Give only a count of the lines that include the string "nobservational".
** start of DATA TO USE **
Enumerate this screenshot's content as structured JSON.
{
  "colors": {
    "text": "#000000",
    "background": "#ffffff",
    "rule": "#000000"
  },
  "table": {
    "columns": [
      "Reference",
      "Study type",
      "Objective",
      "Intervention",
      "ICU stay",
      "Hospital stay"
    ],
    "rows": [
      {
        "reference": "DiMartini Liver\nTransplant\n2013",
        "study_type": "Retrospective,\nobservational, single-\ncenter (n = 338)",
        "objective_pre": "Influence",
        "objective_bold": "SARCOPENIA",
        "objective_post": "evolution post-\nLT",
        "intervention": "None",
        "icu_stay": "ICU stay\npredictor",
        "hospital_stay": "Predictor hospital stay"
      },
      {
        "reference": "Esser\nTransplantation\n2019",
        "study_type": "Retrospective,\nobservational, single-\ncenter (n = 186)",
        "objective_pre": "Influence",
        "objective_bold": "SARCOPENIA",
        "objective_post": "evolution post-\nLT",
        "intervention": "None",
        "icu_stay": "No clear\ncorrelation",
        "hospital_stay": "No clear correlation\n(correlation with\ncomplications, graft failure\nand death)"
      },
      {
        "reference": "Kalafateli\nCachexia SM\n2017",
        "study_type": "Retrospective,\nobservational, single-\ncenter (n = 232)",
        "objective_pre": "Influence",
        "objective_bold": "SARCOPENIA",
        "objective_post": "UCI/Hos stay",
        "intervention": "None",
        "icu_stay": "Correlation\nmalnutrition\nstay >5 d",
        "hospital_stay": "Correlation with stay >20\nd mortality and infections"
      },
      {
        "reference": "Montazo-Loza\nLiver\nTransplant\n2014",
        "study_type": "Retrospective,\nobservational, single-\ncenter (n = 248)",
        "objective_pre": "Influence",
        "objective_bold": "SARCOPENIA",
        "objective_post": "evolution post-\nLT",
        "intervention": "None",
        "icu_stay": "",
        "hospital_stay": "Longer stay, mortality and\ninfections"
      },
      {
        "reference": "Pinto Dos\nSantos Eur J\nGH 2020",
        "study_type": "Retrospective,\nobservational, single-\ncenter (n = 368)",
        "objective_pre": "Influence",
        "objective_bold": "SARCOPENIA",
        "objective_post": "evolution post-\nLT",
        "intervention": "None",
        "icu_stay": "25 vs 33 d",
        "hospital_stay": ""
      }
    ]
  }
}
** end of DATA TO USE **
# ANSWER TO THE EXERCISE
5